WHAT TO WORK ON
Can you pull out each line of the data below that includes the word "this"?

[Stored items]
::::::::
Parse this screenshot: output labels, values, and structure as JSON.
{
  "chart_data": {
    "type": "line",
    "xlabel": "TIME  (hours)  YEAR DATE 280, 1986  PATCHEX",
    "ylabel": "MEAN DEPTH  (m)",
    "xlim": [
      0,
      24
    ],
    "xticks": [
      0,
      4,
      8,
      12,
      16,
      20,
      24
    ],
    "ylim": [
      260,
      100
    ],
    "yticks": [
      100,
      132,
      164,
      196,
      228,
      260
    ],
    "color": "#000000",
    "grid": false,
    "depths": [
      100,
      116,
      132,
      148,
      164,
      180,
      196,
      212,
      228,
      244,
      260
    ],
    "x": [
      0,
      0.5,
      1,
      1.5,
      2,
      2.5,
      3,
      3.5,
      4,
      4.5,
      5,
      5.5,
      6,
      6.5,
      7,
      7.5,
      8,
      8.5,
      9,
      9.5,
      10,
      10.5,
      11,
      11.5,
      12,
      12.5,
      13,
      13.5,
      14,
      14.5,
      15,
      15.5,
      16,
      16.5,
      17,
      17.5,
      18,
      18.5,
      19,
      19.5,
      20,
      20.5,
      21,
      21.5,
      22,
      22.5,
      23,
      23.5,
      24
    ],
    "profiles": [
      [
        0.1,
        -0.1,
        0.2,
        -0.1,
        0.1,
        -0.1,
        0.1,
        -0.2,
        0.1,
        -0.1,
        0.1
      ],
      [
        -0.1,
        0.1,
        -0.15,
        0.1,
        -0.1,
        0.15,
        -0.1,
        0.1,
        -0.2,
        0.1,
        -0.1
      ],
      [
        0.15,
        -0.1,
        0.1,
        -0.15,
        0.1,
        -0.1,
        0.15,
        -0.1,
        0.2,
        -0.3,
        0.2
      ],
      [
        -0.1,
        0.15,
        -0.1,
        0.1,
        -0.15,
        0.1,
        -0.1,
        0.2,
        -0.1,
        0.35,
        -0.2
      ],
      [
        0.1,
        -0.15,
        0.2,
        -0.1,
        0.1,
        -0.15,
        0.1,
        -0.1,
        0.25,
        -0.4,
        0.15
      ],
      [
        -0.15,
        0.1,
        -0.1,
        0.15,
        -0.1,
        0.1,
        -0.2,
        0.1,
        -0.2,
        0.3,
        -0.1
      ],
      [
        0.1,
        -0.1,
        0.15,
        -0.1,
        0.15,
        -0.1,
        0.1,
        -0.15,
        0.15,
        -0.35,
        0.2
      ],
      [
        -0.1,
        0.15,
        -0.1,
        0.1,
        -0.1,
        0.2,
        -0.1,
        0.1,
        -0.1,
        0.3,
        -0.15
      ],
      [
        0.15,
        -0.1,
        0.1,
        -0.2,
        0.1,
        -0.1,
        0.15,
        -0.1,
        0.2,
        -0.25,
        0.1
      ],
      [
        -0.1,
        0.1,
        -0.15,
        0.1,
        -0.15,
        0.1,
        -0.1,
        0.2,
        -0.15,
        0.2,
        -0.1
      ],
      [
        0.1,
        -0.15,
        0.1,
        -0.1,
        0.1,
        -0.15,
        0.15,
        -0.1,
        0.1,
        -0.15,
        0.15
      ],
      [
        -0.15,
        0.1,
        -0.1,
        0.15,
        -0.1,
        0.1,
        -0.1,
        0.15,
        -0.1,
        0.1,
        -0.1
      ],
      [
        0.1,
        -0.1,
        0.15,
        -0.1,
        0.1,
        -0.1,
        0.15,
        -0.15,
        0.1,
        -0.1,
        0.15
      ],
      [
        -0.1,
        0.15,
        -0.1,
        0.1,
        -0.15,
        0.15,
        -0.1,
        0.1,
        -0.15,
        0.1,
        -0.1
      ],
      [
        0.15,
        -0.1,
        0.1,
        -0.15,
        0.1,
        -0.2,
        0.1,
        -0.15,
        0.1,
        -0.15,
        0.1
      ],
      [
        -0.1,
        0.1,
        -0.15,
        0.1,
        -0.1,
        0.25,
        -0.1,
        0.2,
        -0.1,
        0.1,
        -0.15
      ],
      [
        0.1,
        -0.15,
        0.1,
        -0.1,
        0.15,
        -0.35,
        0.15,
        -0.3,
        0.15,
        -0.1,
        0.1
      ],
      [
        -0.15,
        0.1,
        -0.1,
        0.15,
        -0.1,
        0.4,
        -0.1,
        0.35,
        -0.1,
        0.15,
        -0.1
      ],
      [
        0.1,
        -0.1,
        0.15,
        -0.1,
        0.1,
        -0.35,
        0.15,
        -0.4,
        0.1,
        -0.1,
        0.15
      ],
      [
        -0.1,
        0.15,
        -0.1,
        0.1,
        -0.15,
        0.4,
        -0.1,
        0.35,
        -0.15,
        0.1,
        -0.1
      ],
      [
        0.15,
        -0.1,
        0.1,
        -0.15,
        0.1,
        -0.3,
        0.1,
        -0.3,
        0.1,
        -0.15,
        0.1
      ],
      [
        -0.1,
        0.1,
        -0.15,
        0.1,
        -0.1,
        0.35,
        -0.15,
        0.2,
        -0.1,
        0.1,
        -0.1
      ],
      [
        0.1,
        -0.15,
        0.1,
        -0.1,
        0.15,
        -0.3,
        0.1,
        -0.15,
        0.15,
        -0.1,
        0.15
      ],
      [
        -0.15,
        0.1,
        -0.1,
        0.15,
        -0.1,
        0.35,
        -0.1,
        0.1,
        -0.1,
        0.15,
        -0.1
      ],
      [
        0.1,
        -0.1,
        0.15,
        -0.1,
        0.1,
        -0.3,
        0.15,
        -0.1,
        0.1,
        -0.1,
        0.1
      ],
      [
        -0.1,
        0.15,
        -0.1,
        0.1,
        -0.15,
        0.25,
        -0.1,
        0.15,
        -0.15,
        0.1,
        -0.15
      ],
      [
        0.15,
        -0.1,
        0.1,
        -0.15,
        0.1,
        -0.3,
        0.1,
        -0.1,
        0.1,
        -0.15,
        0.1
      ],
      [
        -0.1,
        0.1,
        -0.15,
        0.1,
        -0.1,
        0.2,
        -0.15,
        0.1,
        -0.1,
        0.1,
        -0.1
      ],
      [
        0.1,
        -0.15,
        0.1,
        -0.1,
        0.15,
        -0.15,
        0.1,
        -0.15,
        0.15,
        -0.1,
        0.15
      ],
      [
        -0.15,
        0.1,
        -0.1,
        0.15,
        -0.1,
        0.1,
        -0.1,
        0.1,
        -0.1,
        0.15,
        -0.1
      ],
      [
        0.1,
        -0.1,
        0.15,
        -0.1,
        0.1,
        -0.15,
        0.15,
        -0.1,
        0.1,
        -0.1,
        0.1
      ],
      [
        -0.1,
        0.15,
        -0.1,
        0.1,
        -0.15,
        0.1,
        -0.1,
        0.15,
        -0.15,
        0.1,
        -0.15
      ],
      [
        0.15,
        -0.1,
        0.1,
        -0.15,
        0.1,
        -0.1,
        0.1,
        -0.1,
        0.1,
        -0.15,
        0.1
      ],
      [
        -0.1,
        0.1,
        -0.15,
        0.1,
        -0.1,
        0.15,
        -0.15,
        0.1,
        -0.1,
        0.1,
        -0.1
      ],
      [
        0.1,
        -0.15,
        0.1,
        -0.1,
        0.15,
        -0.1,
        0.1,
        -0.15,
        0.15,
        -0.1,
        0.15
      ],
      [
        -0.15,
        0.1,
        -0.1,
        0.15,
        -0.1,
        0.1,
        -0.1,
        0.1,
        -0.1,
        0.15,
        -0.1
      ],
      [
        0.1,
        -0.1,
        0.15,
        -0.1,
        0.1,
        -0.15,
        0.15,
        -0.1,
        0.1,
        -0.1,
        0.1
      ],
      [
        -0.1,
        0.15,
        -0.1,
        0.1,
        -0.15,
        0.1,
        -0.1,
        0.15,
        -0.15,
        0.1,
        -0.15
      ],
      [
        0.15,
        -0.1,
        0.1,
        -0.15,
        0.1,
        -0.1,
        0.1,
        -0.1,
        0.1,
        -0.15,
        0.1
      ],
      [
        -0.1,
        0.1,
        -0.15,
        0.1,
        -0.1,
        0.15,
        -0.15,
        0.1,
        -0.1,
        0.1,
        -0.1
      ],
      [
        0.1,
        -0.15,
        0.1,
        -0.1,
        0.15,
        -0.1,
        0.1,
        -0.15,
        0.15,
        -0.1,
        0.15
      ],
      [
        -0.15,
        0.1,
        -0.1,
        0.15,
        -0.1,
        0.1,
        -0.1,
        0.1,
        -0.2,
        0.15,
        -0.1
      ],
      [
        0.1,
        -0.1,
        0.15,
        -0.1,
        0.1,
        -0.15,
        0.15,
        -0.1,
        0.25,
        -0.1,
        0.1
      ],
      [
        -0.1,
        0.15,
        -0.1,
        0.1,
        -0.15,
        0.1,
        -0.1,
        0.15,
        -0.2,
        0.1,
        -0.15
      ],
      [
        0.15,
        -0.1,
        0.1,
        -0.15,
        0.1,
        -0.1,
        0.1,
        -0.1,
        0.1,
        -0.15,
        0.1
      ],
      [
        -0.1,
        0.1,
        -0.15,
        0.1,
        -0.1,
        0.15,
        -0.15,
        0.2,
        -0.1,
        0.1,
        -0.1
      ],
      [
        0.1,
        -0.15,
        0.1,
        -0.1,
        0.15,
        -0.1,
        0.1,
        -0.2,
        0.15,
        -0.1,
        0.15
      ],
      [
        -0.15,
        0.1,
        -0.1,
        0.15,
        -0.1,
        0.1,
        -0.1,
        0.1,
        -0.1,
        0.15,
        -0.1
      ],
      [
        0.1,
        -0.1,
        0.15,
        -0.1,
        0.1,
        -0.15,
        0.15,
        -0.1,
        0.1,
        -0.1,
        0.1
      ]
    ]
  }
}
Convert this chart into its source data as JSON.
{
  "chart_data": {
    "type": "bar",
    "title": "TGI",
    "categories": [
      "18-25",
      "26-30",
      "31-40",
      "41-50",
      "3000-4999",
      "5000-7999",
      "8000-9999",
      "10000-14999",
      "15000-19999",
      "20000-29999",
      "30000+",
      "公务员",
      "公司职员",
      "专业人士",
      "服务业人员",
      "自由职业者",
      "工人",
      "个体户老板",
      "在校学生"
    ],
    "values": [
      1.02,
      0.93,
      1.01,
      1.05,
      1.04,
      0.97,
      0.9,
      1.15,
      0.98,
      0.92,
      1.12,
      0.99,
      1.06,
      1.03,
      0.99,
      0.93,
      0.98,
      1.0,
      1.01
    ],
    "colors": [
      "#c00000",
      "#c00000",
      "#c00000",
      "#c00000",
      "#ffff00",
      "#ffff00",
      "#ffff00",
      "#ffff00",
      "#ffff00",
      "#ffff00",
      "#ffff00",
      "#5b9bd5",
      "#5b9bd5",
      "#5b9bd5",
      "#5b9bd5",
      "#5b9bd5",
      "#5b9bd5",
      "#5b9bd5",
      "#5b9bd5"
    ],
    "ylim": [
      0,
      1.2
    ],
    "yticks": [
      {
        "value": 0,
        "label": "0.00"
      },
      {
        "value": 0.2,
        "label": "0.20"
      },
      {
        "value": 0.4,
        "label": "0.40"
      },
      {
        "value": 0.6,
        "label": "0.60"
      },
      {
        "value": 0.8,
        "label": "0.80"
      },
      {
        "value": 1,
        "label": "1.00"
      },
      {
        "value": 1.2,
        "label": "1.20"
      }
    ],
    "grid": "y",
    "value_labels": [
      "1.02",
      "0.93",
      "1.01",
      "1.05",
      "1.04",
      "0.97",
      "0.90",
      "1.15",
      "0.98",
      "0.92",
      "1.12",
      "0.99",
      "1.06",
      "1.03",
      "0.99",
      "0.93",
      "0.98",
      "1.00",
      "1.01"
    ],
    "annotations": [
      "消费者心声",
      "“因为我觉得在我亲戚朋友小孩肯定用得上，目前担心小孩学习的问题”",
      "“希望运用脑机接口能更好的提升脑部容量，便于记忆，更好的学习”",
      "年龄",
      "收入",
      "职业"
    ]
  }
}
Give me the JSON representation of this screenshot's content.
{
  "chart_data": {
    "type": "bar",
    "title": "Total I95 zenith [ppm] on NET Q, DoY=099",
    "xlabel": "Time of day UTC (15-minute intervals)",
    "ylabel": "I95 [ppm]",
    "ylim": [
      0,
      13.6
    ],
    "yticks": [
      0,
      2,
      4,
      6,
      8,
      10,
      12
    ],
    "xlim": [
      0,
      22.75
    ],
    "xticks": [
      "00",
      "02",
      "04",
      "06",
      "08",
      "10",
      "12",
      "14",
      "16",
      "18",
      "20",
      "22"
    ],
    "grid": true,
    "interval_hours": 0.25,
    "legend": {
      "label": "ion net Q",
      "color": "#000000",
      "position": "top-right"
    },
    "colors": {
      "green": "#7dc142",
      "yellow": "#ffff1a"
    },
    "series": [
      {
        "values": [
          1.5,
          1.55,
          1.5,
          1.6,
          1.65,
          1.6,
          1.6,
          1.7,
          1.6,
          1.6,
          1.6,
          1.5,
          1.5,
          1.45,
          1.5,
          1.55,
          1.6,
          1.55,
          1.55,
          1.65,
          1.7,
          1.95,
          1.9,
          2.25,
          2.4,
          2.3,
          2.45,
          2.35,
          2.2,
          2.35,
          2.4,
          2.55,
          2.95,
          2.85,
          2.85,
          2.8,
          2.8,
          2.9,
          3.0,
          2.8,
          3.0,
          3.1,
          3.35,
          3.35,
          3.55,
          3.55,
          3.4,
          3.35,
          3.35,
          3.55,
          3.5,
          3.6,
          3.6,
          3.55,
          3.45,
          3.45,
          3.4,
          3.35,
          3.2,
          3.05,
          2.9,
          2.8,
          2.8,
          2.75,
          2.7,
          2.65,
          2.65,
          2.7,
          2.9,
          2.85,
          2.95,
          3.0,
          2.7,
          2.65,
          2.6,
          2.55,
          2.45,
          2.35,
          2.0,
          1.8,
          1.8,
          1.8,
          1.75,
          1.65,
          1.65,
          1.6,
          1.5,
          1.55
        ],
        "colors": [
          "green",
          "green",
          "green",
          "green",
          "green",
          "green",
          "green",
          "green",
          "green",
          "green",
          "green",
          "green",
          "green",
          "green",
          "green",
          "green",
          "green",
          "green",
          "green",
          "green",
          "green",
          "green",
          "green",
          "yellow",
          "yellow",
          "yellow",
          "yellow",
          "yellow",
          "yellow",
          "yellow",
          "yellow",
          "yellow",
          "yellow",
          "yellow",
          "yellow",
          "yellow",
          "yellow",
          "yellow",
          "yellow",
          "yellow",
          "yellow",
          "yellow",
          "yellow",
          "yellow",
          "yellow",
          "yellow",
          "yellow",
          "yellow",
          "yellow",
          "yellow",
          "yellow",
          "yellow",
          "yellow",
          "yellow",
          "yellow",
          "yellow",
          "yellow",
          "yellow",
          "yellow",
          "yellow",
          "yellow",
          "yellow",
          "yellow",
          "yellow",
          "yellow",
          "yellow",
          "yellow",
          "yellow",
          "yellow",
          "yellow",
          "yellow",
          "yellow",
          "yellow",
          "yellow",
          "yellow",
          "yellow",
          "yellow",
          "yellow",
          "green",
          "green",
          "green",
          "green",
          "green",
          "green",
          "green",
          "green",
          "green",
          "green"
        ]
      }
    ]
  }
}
::::::::
TASK ANSWER
Parse this screenshot: output labels, values, and structure as JSON.
Convert this chart into its source data as JSON.
Give me the JSON representation of this screenshot's content.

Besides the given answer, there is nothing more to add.